EXERCISE TASK
Go through the material and write it all out exactly, minus the pictures.

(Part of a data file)
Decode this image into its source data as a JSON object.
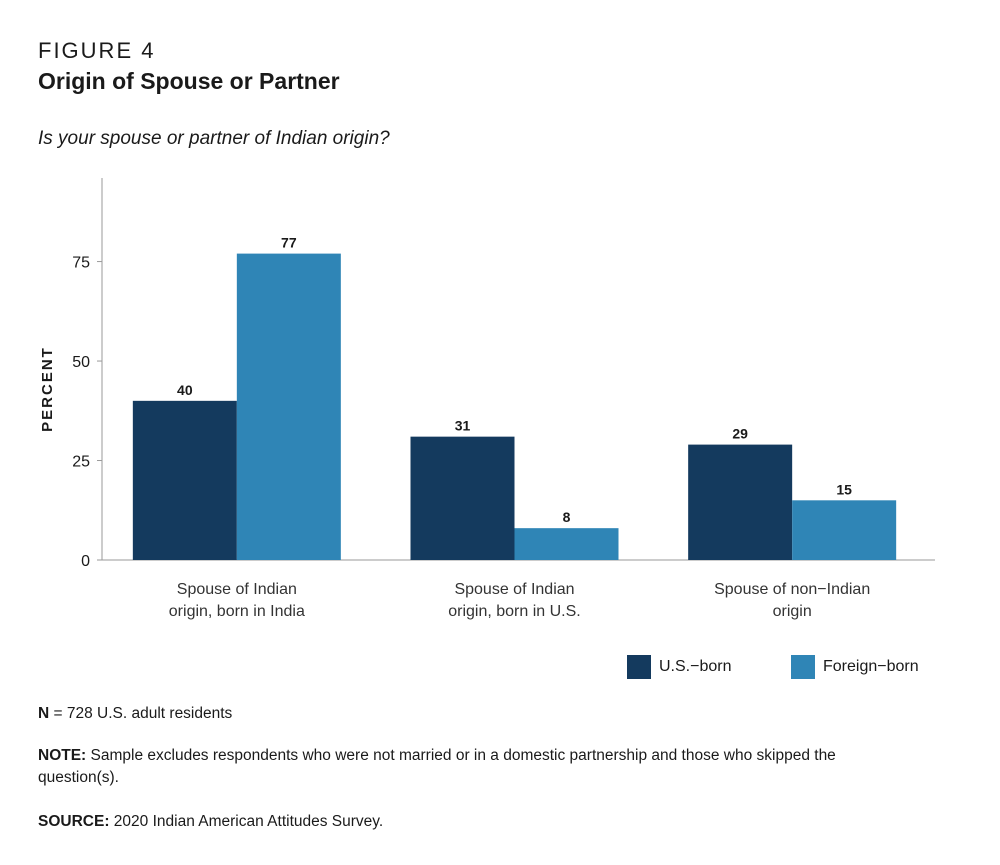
{
  "figure_label": "FIGURE 4",
  "title": "Origin of Spouse or Partner",
  "subtitle": "Is your spouse or partner of Indian origin?",
  "chart_data": {
    "type": "bar",
    "categories": [
      [
        "Spouse of Indian",
        "origin, born in India"
      ],
      [
        "Spouse of Indian",
        "origin, born in U.S."
      ],
      [
        "Spouse of non−Indian",
        "origin"
      ]
    ],
    "series": [
      {
        "name": "U.S.−born",
        "values": [
          40,
          31,
          29
        ],
        "color": "#143a5e"
      },
      {
        "name": "Foreign−born",
        "values": [
          77,
          8,
          15
        ],
        "color": "#2f85b6"
      }
    ],
    "ylabel": "PERCENT",
    "yticks": [
      0,
      25,
      50,
      75
    ],
    "ylim": [
      0,
      96
    ],
    "legend_position": "bottom-right",
    "grid": false
  },
  "footnotes": {
    "n_label": "N",
    "n_text": " = 728 U.S. adult residents",
    "note_label": "NOTE:",
    "note_text": " Sample excludes respondents who were not married or in a domestic partnership and those who skipped the question(s).",
    "source_label": "SOURCE:",
    "source_text": " 2020 Indian American Attitudes Survey."
  }
}
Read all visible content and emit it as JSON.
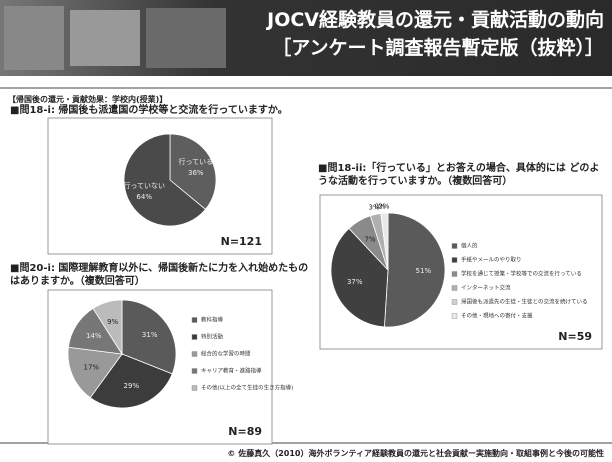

THE RESPONSE
Decode this image into its source data as a JSON object.
{
  "figure_label": "FIGURE 4",
  "title": "Origin of Spouse or Partner",
  "subtitle": "Is your spouse or partner of Indian origin?",
  "chart_data": {
    "type": "bar",
    "categories": [
      [
        "Spouse of Indian",
        "origin, born in India"
      ],
      [
        "Spouse of Indian",
        "origin, born in U.S."
      ],
      [
        "Spouse of non−Indian",
        "origin"
      ]
    ],
    "series": [
      {
        "name": "U.S.−born",
        "values": [
          40,
          31,
          29
        ],
        "color": "#143a5e"
      },
      {
        "name": "Foreign−born",
        "values": [
          77,
          8,
          15
        ],
        "color": "#2f85b6"
      }
    ],
    "ylabel": "PERCENT",
    "yticks": [
      0,
      25,
      50,
      75
    ],
    "ylim": [
      0,
      96
    ],
    "legend_position": "bottom-right",
    "grid": false
  },
  "footnotes": {
    "n_label": "N",
    "n_text": " = 728 U.S. adult residents",
    "note_label": "NOTE:",
    "note_text": " Sample excludes respondents who were not married or in a domestic partnership and those who skipped the question(s).",
    "source_label": "SOURCE:",
    "source_text": " 2020 Indian American Attitudes Survey."
  }
}
Read all visible content and emit it as JSON.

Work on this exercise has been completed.